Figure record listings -

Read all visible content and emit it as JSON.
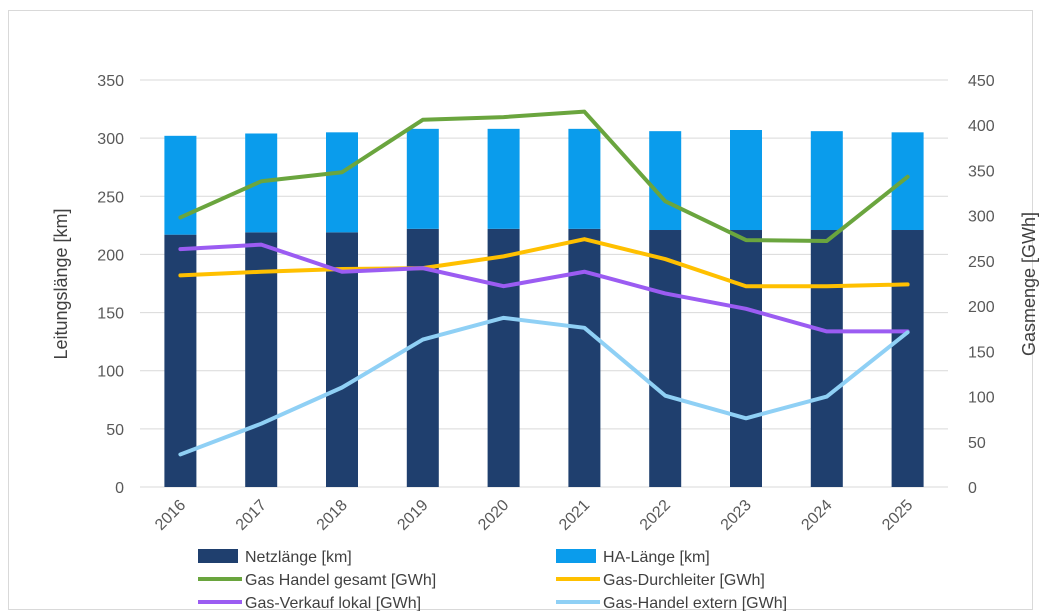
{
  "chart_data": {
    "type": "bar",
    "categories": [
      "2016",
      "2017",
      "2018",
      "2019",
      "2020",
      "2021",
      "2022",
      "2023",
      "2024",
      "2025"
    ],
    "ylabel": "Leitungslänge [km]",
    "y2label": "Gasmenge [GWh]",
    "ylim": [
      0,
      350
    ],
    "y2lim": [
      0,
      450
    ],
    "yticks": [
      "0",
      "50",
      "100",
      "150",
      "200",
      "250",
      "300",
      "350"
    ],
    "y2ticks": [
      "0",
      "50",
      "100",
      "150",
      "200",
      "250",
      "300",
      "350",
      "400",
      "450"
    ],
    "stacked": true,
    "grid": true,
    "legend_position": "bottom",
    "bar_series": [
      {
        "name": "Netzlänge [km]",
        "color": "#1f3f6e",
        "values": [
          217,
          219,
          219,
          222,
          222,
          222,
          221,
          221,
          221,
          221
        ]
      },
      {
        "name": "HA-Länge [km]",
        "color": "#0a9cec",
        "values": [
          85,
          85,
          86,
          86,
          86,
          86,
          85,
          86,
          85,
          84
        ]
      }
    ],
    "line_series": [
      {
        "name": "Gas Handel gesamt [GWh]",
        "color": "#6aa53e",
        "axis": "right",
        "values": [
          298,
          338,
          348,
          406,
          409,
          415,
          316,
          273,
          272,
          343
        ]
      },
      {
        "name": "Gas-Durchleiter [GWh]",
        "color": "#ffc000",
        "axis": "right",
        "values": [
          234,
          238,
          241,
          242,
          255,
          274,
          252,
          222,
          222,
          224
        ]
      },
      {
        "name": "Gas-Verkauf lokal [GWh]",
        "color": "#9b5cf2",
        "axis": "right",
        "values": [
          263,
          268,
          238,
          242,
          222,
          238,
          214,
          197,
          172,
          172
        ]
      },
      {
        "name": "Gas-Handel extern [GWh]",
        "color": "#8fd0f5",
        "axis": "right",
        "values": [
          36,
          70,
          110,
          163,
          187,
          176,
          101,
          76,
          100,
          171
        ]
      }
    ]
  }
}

What the exercise asks - Pick out every line with the string "name" and copy it.

Right answer -
        "name": "Netzlänge [km]",
        "name": "HA-Länge [km]",
        "name": "Gas Handel gesamt [GWh]",
        "name": "Gas-Durchleiter [GWh]",
        "name": "Gas-Verkauf lokal [GWh]",
        "name": "Gas-Handel extern [GWh]",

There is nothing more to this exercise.